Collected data
···

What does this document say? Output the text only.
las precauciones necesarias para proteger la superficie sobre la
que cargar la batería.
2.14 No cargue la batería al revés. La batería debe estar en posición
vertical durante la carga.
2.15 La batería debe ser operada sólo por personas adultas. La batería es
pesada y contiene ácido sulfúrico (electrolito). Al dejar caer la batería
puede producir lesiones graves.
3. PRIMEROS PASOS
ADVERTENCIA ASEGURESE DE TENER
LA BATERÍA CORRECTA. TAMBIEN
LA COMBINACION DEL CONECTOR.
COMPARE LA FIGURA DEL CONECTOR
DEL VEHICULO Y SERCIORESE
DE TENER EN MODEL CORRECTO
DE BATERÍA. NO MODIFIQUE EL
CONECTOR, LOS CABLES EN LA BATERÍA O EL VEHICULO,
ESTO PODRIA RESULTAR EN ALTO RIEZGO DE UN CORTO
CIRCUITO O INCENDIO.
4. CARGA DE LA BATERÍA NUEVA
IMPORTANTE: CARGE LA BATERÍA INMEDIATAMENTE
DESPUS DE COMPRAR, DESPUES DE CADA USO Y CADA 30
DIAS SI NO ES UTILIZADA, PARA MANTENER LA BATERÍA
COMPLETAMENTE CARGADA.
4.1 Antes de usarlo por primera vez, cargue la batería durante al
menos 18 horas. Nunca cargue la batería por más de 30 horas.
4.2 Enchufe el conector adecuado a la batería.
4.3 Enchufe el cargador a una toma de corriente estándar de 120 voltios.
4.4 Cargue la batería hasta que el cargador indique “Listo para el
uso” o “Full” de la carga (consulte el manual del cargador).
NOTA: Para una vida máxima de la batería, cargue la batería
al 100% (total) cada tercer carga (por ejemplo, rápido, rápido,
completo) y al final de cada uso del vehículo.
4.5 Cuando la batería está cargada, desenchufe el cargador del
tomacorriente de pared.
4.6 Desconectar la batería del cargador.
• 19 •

···

PROBLEM REQUIREMENTS: Make an exact copy of every entry.

THE RESPONSE:
What does this document say? Output the text only.
las precauciones necesarias para proteger la superficie sobre la
que cargar la batería.
2.14 No cargue la batería al revés. La batería debe estar en posición
vertical durante la carga.
2.15 La batería debe ser operada sólo por personas adultas. La batería es
pesada y contiene ácido sulfúrico (electrolito). Al dejar caer la batería
puede producir lesiones graves.
3. PRIMEROS PASOS
ADVERTENCIA ASEGURESE DE TENER
LA BATERÍA CORRECTA. TAMBIEN
LA COMBINACION DEL CONECTOR.
COMPARE LA FIGURA DEL CONECTOR
DEL VEHICULO Y SERCIORESE
DE TENER EN MODEL CORRECTO
DE BATERÍA. NO MODIFIQUE EL
CONECTOR, LOS CABLES EN LA BATERÍA O EL VEHICULO,
ESTO PODRIA RESULTAR EN ALTO RIEZGO DE UN CORTO
CIRCUITO O INCENDIO.
4. CARGA DE LA BATERÍA NUEVA
IMPORTANTE: CARGE LA BATERÍA INMEDIATAMENTE
DESPUS DE COMPRAR, DESPUES DE CADA USO Y CADA 30
DIAS SI NO ES UTILIZADA, PARA MANTENER LA BATERÍA
COMPLETAMENTE CARGADA.
4.1 Antes de usarlo por primera vez, cargue la batería durante al
menos 18 horas. Nunca cargue la batería por más de 30 horas.
4.2 Enchufe el conector adecuado a la batería.
4.3 Enchufe el cargador a una toma de corriente estándar de 120 voltios.
4.4 Cargue la batería hasta que el cargador indique “Listo para el
uso” o “Full” de la carga (consulte el manual del cargador).
NOTA: Para una vida máxima de la batería, cargue la batería
al 100% (total) cada tercer carga (por ejemplo, rápido, rápido,
completo) y al final de cada uso del vehículo.
4.5 Cuando la batería está cargada, desenchufe el cargador del
tomacorriente de pared.
4.6 Desconectar la batería del cargador.
• 19 •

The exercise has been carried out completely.